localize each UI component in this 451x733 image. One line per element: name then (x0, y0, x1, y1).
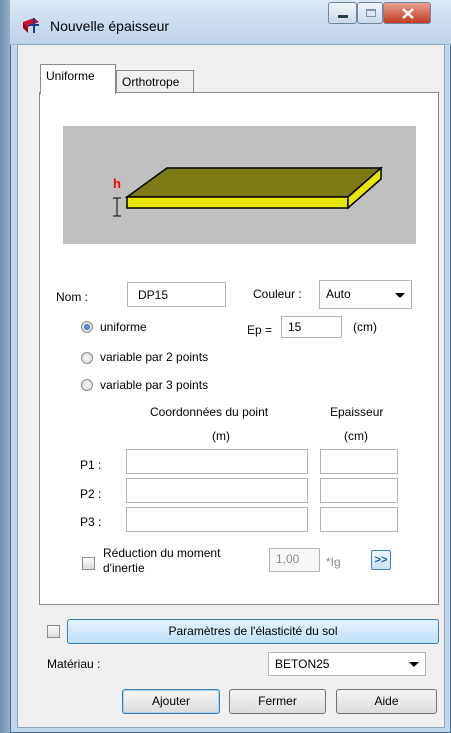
nom-input[interactable]: DP15 (127, 282, 226, 307)
aide-button[interactable]: Aide (336, 689, 437, 714)
minimize-button[interactable] (328, 2, 357, 24)
reduction-input[interactable]: 1,00 (269, 548, 320, 572)
radio-variable-3-points[interactable] (81, 379, 93, 391)
materiau-select-value: BETON25 (275, 657, 330, 671)
maximize-button[interactable] (357, 2, 383, 24)
p2-coord-input[interactable] (126, 478, 308, 503)
reduction-checkbox[interactable] (82, 557, 95, 570)
app-icon (23, 18, 39, 33)
close-button[interactable] (383, 2, 431, 24)
radio-variable-3-points-label[interactable]: variable par 3 points (100, 378, 208, 392)
p3-label: P3 : (80, 515, 102, 529)
ajouter-button[interactable]: Ajouter (122, 689, 220, 714)
minimize-icon (338, 15, 348, 18)
reduction-unit: *Ig (326, 555, 341, 569)
materiau-select[interactable]: BETON25 (268, 652, 426, 676)
ep-label: Ep = (247, 323, 273, 337)
window-title: Nouvelle épaisseur (50, 18, 170, 34)
coord-header: Coordonnées du point (150, 405, 269, 419)
coord-unit: (m) (212, 429, 230, 443)
p2-label: P2 : (80, 487, 102, 501)
params-elasticite-button[interactable]: Paramètres de l'élasticité du sol (67, 619, 439, 644)
reduction-label-line1: Réduction du moment (103, 546, 221, 560)
ep-input[interactable]: 15 (281, 316, 342, 338)
couleur-label: Couleur : (253, 287, 302, 301)
materiau-label: Matériau : (47, 657, 101, 671)
chevron-down-icon (409, 662, 419, 667)
radio-variable-2-points-label[interactable]: variable par 2 points (100, 350, 208, 364)
couleur-select-value: Auto (326, 287, 351, 301)
close-icon (402, 8, 414, 19)
couleur-select[interactable]: Auto (319, 280, 412, 309)
p2-epaisseur-input[interactable] (320, 478, 398, 503)
radio-uniforme[interactable] (81, 321, 93, 333)
slab-preview: h (63, 126, 416, 244)
nom-label: Nom : (56, 290, 89, 304)
ep-unit: (cm) (353, 320, 377, 334)
p1-epaisseur-input[interactable] (320, 449, 398, 474)
chevron-down-icon (395, 293, 405, 298)
maximize-icon (366, 9, 376, 17)
tab-uniforme[interactable]: Uniforme (40, 64, 116, 94)
fermer-button[interactable]: Fermer (229, 689, 326, 714)
h-label: h (113, 176, 121, 191)
more-options-button[interactable]: >> (371, 550, 391, 570)
tab-orthotrope[interactable]: Orthotrope (116, 70, 194, 94)
p1-label: P1 : (80, 458, 102, 472)
radio-variable-2-points[interactable] (81, 352, 93, 364)
radio-uniforme-label[interactable]: uniforme (100, 320, 147, 334)
reduction-label-line2: d'inertie (103, 561, 145, 575)
p3-epaisseur-input[interactable] (320, 507, 398, 532)
params-checkbox[interactable] (47, 625, 60, 638)
p3-coord-input[interactable] (126, 507, 308, 532)
epaisseur-unit: (cm) (344, 429, 368, 443)
epaisseur-header: Epaisseur (330, 405, 384, 419)
p1-coord-input[interactable] (126, 449, 308, 474)
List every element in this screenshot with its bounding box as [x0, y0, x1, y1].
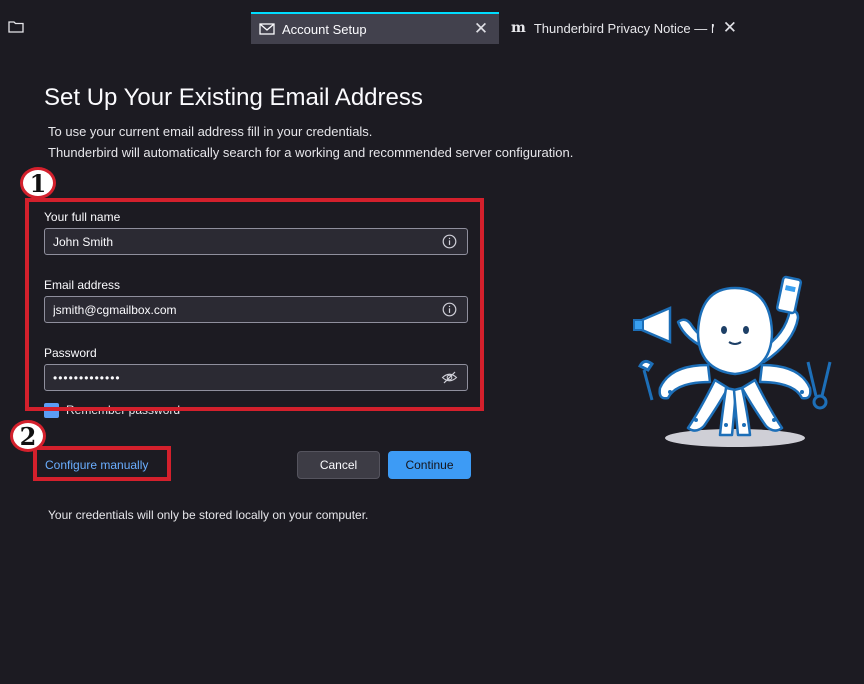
continue-button[interactable]: Continue — [388, 451, 471, 479]
close-tab-icon[interactable]: ✕ — [471, 19, 491, 39]
folder-icon[interactable] — [8, 20, 24, 33]
tab-label: Account Setup — [282, 21, 367, 37]
annotation-box-credentials — [25, 198, 484, 411]
annotation-box-configure — [33, 446, 171, 481]
annotation-step-1: 1 — [20, 167, 56, 199]
credentials-note: Your credentials will only be stored loc… — [48, 508, 369, 522]
intro-text: To use your current email address fill i… — [48, 124, 373, 139]
tab-privacy-notice[interactable]: m Thunderbird Privacy Notice — Mozilla ✕ — [501, 12, 751, 44]
tab-account-setup[interactable]: Account Setup ✕ — [251, 12, 499, 44]
octopus-mascot-illustration — [633, 275, 832, 447]
annotation-step-2: 2 — [10, 420, 46, 452]
tab-label: Thunderbird Privacy Notice — Mozilla — [533, 20, 714, 36]
mail-icon — [259, 23, 275, 35]
mozilla-logo-icon: m — [511, 20, 526, 36]
cancel-button[interactable]: Cancel — [297, 451, 380, 479]
page-title: Set Up Your Existing Email Address — [44, 84, 423, 111]
close-tab-icon[interactable]: ✕ — [720, 18, 740, 38]
intro-text: Thunderbird will automatically search fo… — [48, 145, 574, 160]
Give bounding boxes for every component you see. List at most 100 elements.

Task goal: Copy the material above line for line, leaving out the pictures.

The completed task:
localize each UI component in this 451x733 image. One line per element: name then (x0, y0, x1, y1).
nom-input[interactable]: DP15 (127, 282, 226, 307)
aide-button[interactable]: Aide (336, 689, 437, 714)
minimize-button[interactable] (328, 2, 357, 24)
reduction-input[interactable]: 1,00 (269, 548, 320, 572)
radio-variable-3-points[interactable] (81, 379, 93, 391)
materiau-select-value: BETON25 (275, 657, 330, 671)
maximize-button[interactable] (357, 2, 383, 24)
p2-coord-input[interactable] (126, 478, 308, 503)
reduction-checkbox[interactable] (82, 557, 95, 570)
app-icon (23, 18, 39, 33)
close-button[interactable] (383, 2, 431, 24)
radio-variable-3-points-label[interactable]: variable par 3 points (100, 378, 208, 392)
p3-label: P3 : (80, 515, 102, 529)
ajouter-button[interactable]: Ajouter (122, 689, 220, 714)
minimize-icon (338, 15, 348, 18)
reduction-unit: *Ig (326, 555, 341, 569)
materiau-select[interactable]: BETON25 (268, 652, 426, 676)
ep-label: Ep = (247, 323, 273, 337)
window-title: Nouvelle épaisseur (50, 18, 170, 34)
coord-header: Coordonnées du point (150, 405, 269, 419)
coord-unit: (m) (212, 429, 230, 443)
p2-label: P2 : (80, 487, 102, 501)
params-elasticite-button[interactable]: Paramètres de l'élasticité du sol (67, 619, 439, 644)
reduction-label-line1: Réduction du moment (103, 546, 221, 560)
ep-input[interactable]: 15 (281, 316, 342, 338)
couleur-label: Couleur : (253, 287, 302, 301)
materiau-label: Matériau : (47, 657, 101, 671)
chevron-down-icon (409, 662, 419, 667)
radio-variable-2-points-label[interactable]: variable par 2 points (100, 350, 208, 364)
couleur-select-value: Auto (326, 287, 351, 301)
close-icon (402, 8, 414, 19)
couleur-select[interactable]: Auto (319, 280, 412, 309)
p2-epaisseur-input[interactable] (320, 478, 398, 503)
radio-uniforme[interactable] (81, 321, 93, 333)
slab-preview: h (63, 126, 416, 244)
nom-label: Nom : (56, 290, 89, 304)
ep-unit: (cm) (353, 320, 377, 334)
p1-epaisseur-input[interactable] (320, 449, 398, 474)
chevron-down-icon (395, 293, 405, 298)
maximize-icon (366, 9, 376, 17)
tab-uniforme[interactable]: Uniforme (40, 64, 116, 94)
fermer-button[interactable]: Fermer (229, 689, 326, 714)
h-label: h (113, 176, 121, 191)
more-options-button[interactable]: >> (371, 550, 391, 570)
tab-orthotrope[interactable]: Orthotrope (116, 70, 194, 94)
p1-label: P1 : (80, 458, 102, 472)
radio-variable-2-points[interactable] (81, 352, 93, 364)
radio-uniforme-label[interactable]: uniforme (100, 320, 147, 334)
reduction-label-line2: d'inertie (103, 561, 145, 575)
p3-epaisseur-input[interactable] (320, 507, 398, 532)
params-checkbox[interactable] (47, 625, 60, 638)
p3-coord-input[interactable] (126, 507, 308, 532)
epaisseur-unit: (cm) (344, 429, 368, 443)
epaisseur-header: Epaisseur (330, 405, 384, 419)
p1-coord-input[interactable] (126, 449, 308, 474)
List every element in this screenshot with its bounding box as [x0, y0, x1, y1].
continue-button[interactable]: Continue — [388, 451, 471, 479]
close-tab-icon[interactable]: ✕ — [471, 19, 491, 39]
folder-icon[interactable] — [8, 20, 24, 33]
tab-label: Account Setup — [282, 21, 367, 37]
annotation-box-credentials — [25, 198, 484, 411]
annotation-box-configure — [33, 446, 171, 481]
annotation-step-1: 1 — [20, 167, 56, 199]
credentials-note: Your credentials will only be stored loc… — [48, 508, 369, 522]
intro-text: To use your current email address fill i… — [48, 124, 373, 139]
tab-privacy-notice[interactable]: m Thunderbird Privacy Notice — Mozilla ✕ — [501, 12, 751, 44]
tab-account-setup[interactable]: Account Setup ✕ — [251, 12, 499, 44]
octopus-mascot-illustration — [633, 275, 832, 447]
annotation-step-2: 2 — [10, 420, 46, 452]
tab-label: Thunderbird Privacy Notice — Mozilla — [533, 20, 714, 36]
mail-icon — [259, 23, 275, 35]
mozilla-logo-icon: m — [511, 20, 526, 36]
cancel-button[interactable]: Cancel — [297, 451, 380, 479]
page-title: Set Up Your Existing Email Address — [44, 84, 423, 111]
close-tab-icon[interactable]: ✕ — [720, 18, 740, 38]
intro-text: Thunderbird will automatically search fo… — [48, 145, 574, 160]
Give bounding boxes for every component you see. List at most 100 elements.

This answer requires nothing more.